+++ GIVEN RECORDS +++
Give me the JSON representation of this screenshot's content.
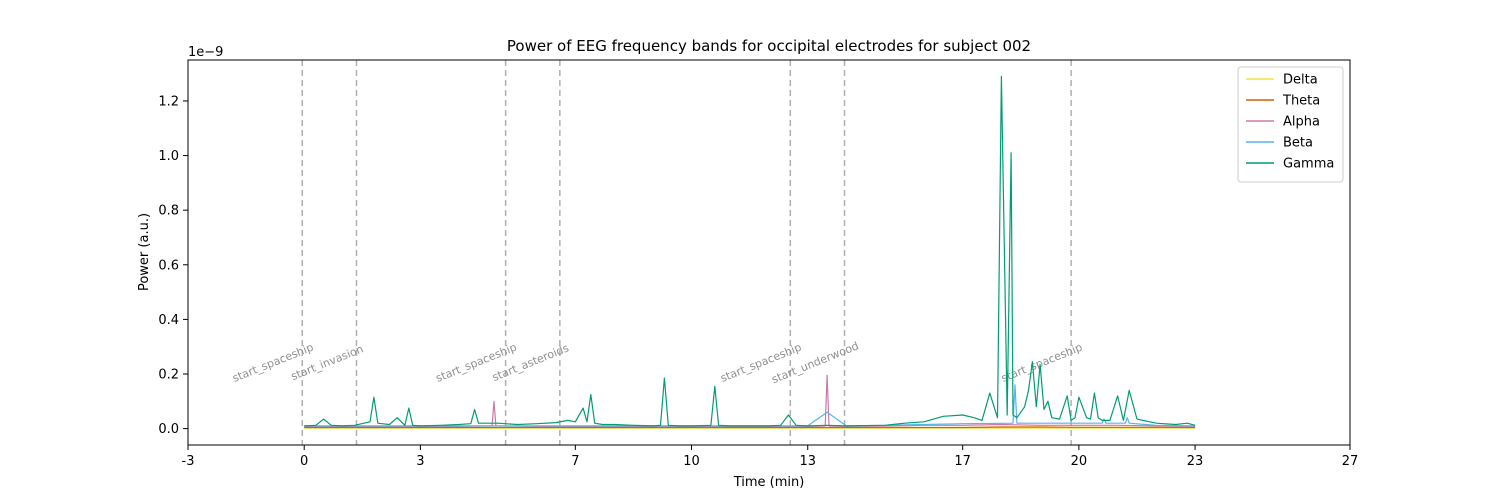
{
  "chart_data": {
    "type": "line",
    "title": "Power of EEG frequency bands for occipital electrodes for subject 002",
    "xlabel": "Time (min)",
    "ylabel": "Power (a.u.)",
    "y_offset_text": "1e−9",
    "xlim": [
      -3,
      27
    ],
    "ylim": [
      -0.06,
      1.35
    ],
    "x_ticks": [
      -3,
      0,
      3,
      7,
      10,
      13,
      17,
      20,
      23,
      27
    ],
    "y_ticks": [
      0.0,
      0.2,
      0.4,
      0.6,
      0.8,
      1.0,
      1.2
    ],
    "grid": false,
    "legend_placement": "top-right",
    "events": [
      {
        "x": -0.05,
        "label": "start_spaceship"
      },
      {
        "x": 1.35,
        "label": "start_invasion"
      },
      {
        "x": 5.2,
        "label": "start_spaceship"
      },
      {
        "x": 6.6,
        "label": "start_asteroids"
      },
      {
        "x": 12.55,
        "label": "start_spaceship"
      },
      {
        "x": 13.95,
        "label": "start_underwood"
      },
      {
        "x": 19.8,
        "label": "start_spaceship"
      }
    ],
    "series": [
      {
        "name": "Delta",
        "color": "#f0e442",
        "x": [
          0,
          1,
          2,
          3,
          4,
          5,
          6,
          7,
          8,
          9,
          10,
          11,
          12,
          13,
          14,
          15,
          16,
          17,
          18,
          19,
          20,
          21,
          22,
          23
        ],
        "y": [
          0.002,
          0.002,
          0.002,
          0.002,
          0.002,
          0.002,
          0.002,
          0.002,
          0.002,
          0.002,
          0.002,
          0.002,
          0.002,
          0.002,
          0.002,
          0.002,
          0.002,
          0.002,
          0.002,
          0.002,
          0.002,
          0.002,
          0.002,
          0.002
        ]
      },
      {
        "name": "Theta",
        "color": "#d55e00",
        "x": [
          0,
          1,
          2,
          3,
          4,
          5,
          6,
          7,
          8,
          9,
          10,
          11,
          12,
          13,
          14,
          15,
          16,
          17,
          18,
          19,
          20,
          21,
          22,
          23
        ],
        "y": [
          0.004,
          0.004,
          0.004,
          0.004,
          0.004,
          0.004,
          0.004,
          0.004,
          0.004,
          0.004,
          0.004,
          0.004,
          0.004,
          0.004,
          0.004,
          0.004,
          0.004,
          0.004,
          0.006,
          0.006,
          0.005,
          0.005,
          0.005,
          0.004
        ]
      },
      {
        "name": "Alpha",
        "color": "#cc79a7",
        "x": [
          0,
          1,
          2,
          3,
          4,
          4.85,
          4.9,
          4.95,
          6,
          7,
          8,
          9,
          10,
          11,
          12,
          13,
          13.45,
          13.5,
          13.55,
          14,
          15,
          16,
          17,
          18,
          19,
          20,
          21,
          22,
          23
        ],
        "y": [
          0.008,
          0.008,
          0.008,
          0.008,
          0.008,
          0.01,
          0.1,
          0.01,
          0.008,
          0.008,
          0.008,
          0.008,
          0.008,
          0.008,
          0.008,
          0.008,
          0.01,
          0.195,
          0.01,
          0.008,
          0.01,
          0.012,
          0.012,
          0.015,
          0.012,
          0.012,
          0.012,
          0.01,
          0.008
        ]
      },
      {
        "name": "Beta",
        "color": "#56b4e9",
        "x": [
          0,
          1,
          2,
          3,
          4,
          5,
          6,
          7,
          8,
          9,
          10,
          11,
          12,
          13,
          13.5,
          14,
          15,
          16,
          17,
          18.3,
          18.35,
          18.4,
          19,
          20,
          20.6,
          20.65,
          20.7,
          21,
          21.2,
          21.25,
          21.3,
          22,
          23
        ],
        "y": [
          0.01,
          0.01,
          0.01,
          0.01,
          0.01,
          0.01,
          0.01,
          0.01,
          0.01,
          0.01,
          0.01,
          0.01,
          0.01,
          0.01,
          0.06,
          0.01,
          0.012,
          0.015,
          0.018,
          0.02,
          0.16,
          0.02,
          0.02,
          0.02,
          0.02,
          0.035,
          0.02,
          0.02,
          0.02,
          0.04,
          0.02,
          0.012,
          0.01
        ]
      },
      {
        "name": "Gamma",
        "color": "#009e73",
        "x": [
          0,
          0.3,
          0.5,
          0.7,
          1.0,
          1.3,
          1.7,
          1.8,
          1.9,
          2.2,
          2.4,
          2.6,
          2.7,
          2.8,
          3.0,
          3.5,
          4.0,
          4.3,
          4.4,
          4.5,
          5.0,
          5.5,
          6.0,
          6.5,
          6.8,
          7.0,
          7.2,
          7.3,
          7.4,
          7.5,
          7.7,
          8.0,
          8.5,
          9.0,
          9.2,
          9.3,
          9.4,
          9.7,
          10.0,
          10.5,
          10.6,
          10.7,
          11.0,
          12.0,
          12.3,
          12.5,
          12.7,
          13.0,
          13.5,
          14.0,
          15.0,
          15.5,
          16.0,
          16.5,
          17.0,
          17.3,
          17.5,
          17.7,
          17.9,
          18.0,
          18.15,
          18.25,
          18.3,
          18.4,
          18.5,
          18.6,
          18.7,
          18.8,
          18.9,
          19.0,
          19.1,
          19.2,
          19.3,
          19.5,
          19.7,
          19.8,
          19.9,
          20.0,
          20.2,
          20.3,
          20.4,
          20.5,
          20.6,
          20.8,
          21.0,
          21.15,
          21.3,
          21.5,
          22.0,
          22.5,
          22.8,
          23.0
        ],
        "y": [
          0.01,
          0.012,
          0.035,
          0.012,
          0.01,
          0.012,
          0.025,
          0.115,
          0.02,
          0.015,
          0.04,
          0.012,
          0.075,
          0.012,
          0.01,
          0.012,
          0.015,
          0.018,
          0.07,
          0.02,
          0.02,
          0.015,
          0.018,
          0.022,
          0.03,
          0.025,
          0.075,
          0.025,
          0.125,
          0.02,
          0.015,
          0.015,
          0.012,
          0.01,
          0.012,
          0.185,
          0.012,
          0.01,
          0.01,
          0.012,
          0.155,
          0.012,
          0.01,
          0.01,
          0.012,
          0.05,
          0.012,
          0.01,
          0.012,
          0.01,
          0.012,
          0.02,
          0.025,
          0.045,
          0.05,
          0.04,
          0.03,
          0.13,
          0.04,
          1.29,
          0.05,
          1.01,
          0.05,
          0.04,
          0.06,
          0.08,
          0.14,
          0.245,
          0.08,
          0.235,
          0.07,
          0.1,
          0.04,
          0.035,
          0.12,
          0.03,
          0.04,
          0.115,
          0.04,
          0.035,
          0.13,
          0.04,
          0.03,
          0.03,
          0.12,
          0.03,
          0.14,
          0.035,
          0.02,
          0.015,
          0.02,
          0.012
        ]
      }
    ]
  }
}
+++
PROBLEM TO SOLVE. From the material given, work out how many lines hold the string "Power"; state that number and nothing further.

PROBLEM SOLUTION. 2